Each line should be copied exactly.

** begin Records shown **

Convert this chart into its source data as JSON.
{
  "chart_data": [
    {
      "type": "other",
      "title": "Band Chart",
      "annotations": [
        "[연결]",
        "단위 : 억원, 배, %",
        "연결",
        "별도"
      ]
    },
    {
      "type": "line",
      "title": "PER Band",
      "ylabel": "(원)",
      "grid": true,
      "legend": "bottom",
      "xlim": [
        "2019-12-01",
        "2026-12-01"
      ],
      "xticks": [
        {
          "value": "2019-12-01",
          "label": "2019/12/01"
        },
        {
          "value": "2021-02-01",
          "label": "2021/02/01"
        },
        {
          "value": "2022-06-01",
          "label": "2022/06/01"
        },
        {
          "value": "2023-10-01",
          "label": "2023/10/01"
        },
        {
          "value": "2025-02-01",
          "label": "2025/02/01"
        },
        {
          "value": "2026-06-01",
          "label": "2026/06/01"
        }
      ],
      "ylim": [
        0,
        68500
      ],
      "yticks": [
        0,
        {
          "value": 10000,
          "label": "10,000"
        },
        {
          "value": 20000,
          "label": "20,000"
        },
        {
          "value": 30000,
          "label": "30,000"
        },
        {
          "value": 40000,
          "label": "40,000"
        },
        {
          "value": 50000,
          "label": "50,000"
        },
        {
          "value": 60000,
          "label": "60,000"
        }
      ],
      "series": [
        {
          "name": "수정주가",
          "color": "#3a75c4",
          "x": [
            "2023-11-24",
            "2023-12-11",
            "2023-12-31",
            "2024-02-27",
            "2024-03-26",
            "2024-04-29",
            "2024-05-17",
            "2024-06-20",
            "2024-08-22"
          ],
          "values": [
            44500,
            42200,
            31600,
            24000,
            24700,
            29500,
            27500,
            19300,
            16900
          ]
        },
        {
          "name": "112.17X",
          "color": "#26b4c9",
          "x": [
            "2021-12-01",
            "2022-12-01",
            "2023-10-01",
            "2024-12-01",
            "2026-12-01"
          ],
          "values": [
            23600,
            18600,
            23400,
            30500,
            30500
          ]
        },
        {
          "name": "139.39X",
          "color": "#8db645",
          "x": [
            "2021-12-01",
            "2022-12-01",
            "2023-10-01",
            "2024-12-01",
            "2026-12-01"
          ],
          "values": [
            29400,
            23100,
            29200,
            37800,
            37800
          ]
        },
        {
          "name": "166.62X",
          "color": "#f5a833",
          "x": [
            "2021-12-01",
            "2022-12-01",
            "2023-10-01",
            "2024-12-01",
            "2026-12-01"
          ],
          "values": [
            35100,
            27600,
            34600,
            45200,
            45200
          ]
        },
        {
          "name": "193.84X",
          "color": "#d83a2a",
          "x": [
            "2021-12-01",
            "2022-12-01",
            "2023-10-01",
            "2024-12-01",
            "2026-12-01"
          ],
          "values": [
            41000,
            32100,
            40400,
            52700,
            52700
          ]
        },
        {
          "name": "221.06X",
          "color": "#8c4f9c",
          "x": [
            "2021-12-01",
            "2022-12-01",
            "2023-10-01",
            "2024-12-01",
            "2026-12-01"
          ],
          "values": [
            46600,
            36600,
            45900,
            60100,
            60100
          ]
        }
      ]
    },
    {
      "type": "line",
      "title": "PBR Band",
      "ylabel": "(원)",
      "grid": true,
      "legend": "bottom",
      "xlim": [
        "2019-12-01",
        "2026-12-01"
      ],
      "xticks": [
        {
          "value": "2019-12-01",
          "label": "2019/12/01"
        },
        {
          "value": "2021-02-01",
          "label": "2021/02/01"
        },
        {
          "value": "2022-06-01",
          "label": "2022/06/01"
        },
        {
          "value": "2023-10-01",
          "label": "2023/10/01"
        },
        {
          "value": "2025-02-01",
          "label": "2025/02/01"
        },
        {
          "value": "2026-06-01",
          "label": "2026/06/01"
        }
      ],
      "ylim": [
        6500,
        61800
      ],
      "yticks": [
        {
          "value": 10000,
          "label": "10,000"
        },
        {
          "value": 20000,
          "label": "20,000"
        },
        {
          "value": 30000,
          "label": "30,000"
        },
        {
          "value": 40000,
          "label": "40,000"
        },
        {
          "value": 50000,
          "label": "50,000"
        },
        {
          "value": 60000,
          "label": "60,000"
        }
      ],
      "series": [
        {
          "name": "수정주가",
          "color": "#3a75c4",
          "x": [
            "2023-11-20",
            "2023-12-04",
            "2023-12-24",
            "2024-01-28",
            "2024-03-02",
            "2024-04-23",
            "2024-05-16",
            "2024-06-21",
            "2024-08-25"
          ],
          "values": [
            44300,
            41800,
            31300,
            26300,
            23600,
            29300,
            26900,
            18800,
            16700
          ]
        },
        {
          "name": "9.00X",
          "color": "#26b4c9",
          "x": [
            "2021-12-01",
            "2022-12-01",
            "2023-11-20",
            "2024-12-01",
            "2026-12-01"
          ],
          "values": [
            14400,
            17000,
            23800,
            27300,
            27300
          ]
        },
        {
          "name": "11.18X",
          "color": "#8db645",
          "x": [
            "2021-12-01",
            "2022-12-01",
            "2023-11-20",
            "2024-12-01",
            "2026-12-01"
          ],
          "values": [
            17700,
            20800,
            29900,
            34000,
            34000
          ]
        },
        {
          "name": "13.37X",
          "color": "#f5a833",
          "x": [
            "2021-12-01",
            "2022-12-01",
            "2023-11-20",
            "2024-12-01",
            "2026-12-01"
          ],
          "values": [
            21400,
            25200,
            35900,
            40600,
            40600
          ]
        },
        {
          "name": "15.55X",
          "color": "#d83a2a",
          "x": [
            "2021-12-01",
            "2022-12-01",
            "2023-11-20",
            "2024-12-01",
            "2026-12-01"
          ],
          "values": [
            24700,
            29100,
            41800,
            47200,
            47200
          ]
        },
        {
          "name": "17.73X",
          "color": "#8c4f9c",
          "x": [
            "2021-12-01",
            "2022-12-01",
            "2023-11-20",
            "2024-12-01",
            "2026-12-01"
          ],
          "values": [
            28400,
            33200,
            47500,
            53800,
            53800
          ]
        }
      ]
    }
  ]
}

** end Records shown **

**Solution to the problem**
Convert this chart into its source data as JSON.
{
  "chart_data": [
    {
      "type": "other",
      "title": "Band Chart",
      "annotations": [
        "[연결]",
        "단위 : 억원, 배, %",
        "연결",
        "별도"
      ]
    },
    {
      "type": "line",
      "title": "PER Band",
      "ylabel": "(원)",
      "grid": true,
      "legend": "bottom",
      "xlim": [
        "2019-12-01",
        "2026-12-01"
      ],
      "xticks": [
        {
          "value": "2019-12-01",
          "label": "2019/12/01"
        },
        {
          "value": "2021-02-01",
          "label": "2021/02/01"
        },
        {
          "value": "2022-06-01",
          "label": "2022/06/01"
        },
        {
          "value": "2023-10-01",
          "label": "2023/10/01"
        },
        {
          "value": "2025-02-01",
          "label": "2025/02/01"
        },
        {
          "value": "2026-06-01",
          "label": "2026/06/01"
        }
      ],
      "ylim": [
        0,
        68500
      ],
      "yticks": [
        0,
        {
          "value": 10000,
          "label": "10,000"
        },
        {
          "value": 20000,
          "label": "20,000"
        },
        {
          "value": 30000,
          "label": "30,000"
        },
        {
          "value": 40000,
          "label": "40,000"
        },
        {
          "value": 50000,
          "label": "50,000"
        },
        {
          "value": 60000,
          "label": "60,000"
        }
      ],
      "series": [
        {
          "name": "수정주가",
          "color": "#3a75c4",
          "x": [
            "2023-11-24",
            "2023-12-11",
            "2023-12-31",
            "2024-02-27",
            "2024-03-26",
            "2024-04-29",
            "2024-05-17",
            "2024-06-20",
            "2024-08-22"
          ],
          "values": [
            44500,
            42200,
            31600,
            24000,
            24700,
            29500,
            27500,
            19300,
            16900
          ]
        },
        {
          "name": "112.17X",
          "color": "#26b4c9",
          "x": [
            "2021-12-01",
            "2022-12-01",
            "2023-10-01",
            "2024-12-01",
            "2026-12-01"
          ],
          "values": [
            23600,
            18600,
            23400,
            30500,
            30500
          ]
        },
        {
          "name": "139.39X",
          "color": "#8db645",
          "x": [
            "2021-12-01",
            "2022-12-01",
            "2023-10-01",
            "2024-12-01",
            "2026-12-01"
          ],
          "values": [
            29400,
            23100,
            29200,
            37800,
            37800
          ]
        },
        {
          "name": "166.62X",
          "color": "#f5a833",
          "x": [
            "2021-12-01",
            "2022-12-01",
            "2023-10-01",
            "2024-12-01",
            "2026-12-01"
          ],
          "values": [
            35100,
            27600,
            34600,
            45200,
            45200
          ]
        },
        {
          "name": "193.84X",
          "color": "#d83a2a",
          "x": [
            "2021-12-01",
            "2022-12-01",
            "2023-10-01",
            "2024-12-01",
            "2026-12-01"
          ],
          "values": [
            41000,
            32100,
            40400,
            52700,
            52700
          ]
        },
        {
          "name": "221.06X",
          "color": "#8c4f9c",
          "x": [
            "2021-12-01",
            "2022-12-01",
            "2023-10-01",
            "2024-12-01",
            "2026-12-01"
          ],
          "values": [
            46600,
            36600,
            45900,
            60100,
            60100
          ]
        }
      ]
    },
    {
      "type": "line",
      "title": "PBR Band",
      "ylabel": "(원)",
      "grid": true,
      "legend": "bottom",
      "xlim": [
        "2019-12-01",
        "2026-12-01"
      ],
      "xticks": [
        {
          "value": "2019-12-01",
          "label": "2019/12/01"
        },
        {
          "value": "2021-02-01",
          "label": "2021/02/01"
        },
        {
          "value": "2022-06-01",
          "label": "2022/06/01"
        },
        {
          "value": "2023-10-01",
          "label": "2023/10/01"
        },
        {
          "value": "2025-02-01",
          "label": "2025/02/01"
        },
        {
          "value": "2026-06-01",
          "label": "2026/06/01"
        }
      ],
      "ylim": [
        6500,
        61800
      ],
      "yticks": [
        {
          "value": 10000,
          "label": "10,000"
        },
        {
          "value": 20000,
          "label": "20,000"
        },
        {
          "value": 30000,
          "label": "30,000"
        },
        {
          "value": 40000,
          "label": "40,000"
        },
        {
          "value": 50000,
          "label": "50,000"
        },
        {
          "value": 60000,
          "label": "60,000"
        }
      ],
      "series": [
        {
          "name": "수정주가",
          "color": "#3a75c4",
          "x": [
            "2023-11-20",
            "2023-12-04",
            "2023-12-24",
            "2024-01-28",
            "2024-03-02",
            "2024-04-23",
            "2024-05-16",
            "2024-06-21",
            "2024-08-25"
          ],
          "values": [
            44300,
            41800,
            31300,
            26300,
            23600,
            29300,
            26900,
            18800,
            16700
          ]
        },
        {
          "name": "9.00X",
          "color": "#26b4c9",
          "x": [
            "2021-12-01",
            "2022-12-01",
            "2023-11-20",
            "2024-12-01",
            "2026-12-01"
          ],
          "values": [
            14400,
            17000,
            23800,
            27300,
            27300
          ]
        },
        {
          "name": "11.18X",
          "color": "#8db645",
          "x": [
            "2021-12-01",
            "2022-12-01",
            "2023-11-20",
            "2024-12-01",
            "2026-12-01"
          ],
          "values": [
            17700,
            20800,
            29900,
            34000,
            34000
          ]
        },
        {
          "name": "13.37X",
          "color": "#f5a833",
          "x": [
            "2021-12-01",
            "2022-12-01",
            "2023-11-20",
            "2024-12-01",
            "2026-12-01"
          ],
          "values": [
            21400,
            25200,
            35900,
            40600,
            40600
          ]
        },
        {
          "name": "15.55X",
          "color": "#d83a2a",
          "x": [
            "2021-12-01",
            "2022-12-01",
            "2023-11-20",
            "2024-12-01",
            "2026-12-01"
          ],
          "values": [
            24700,
            29100,
            41800,
            47200,
            47200
          ]
        },
        {
          "name": "17.73X",
          "color": "#8c4f9c",
          "x": [
            "2021-12-01",
            "2022-12-01",
            "2023-11-20",
            "2024-12-01",
            "2026-12-01"
          ],
          "values": [
            28400,
            33200,
            47500,
            53800,
            53800
          ]
        }
      ]
    }
  ]
}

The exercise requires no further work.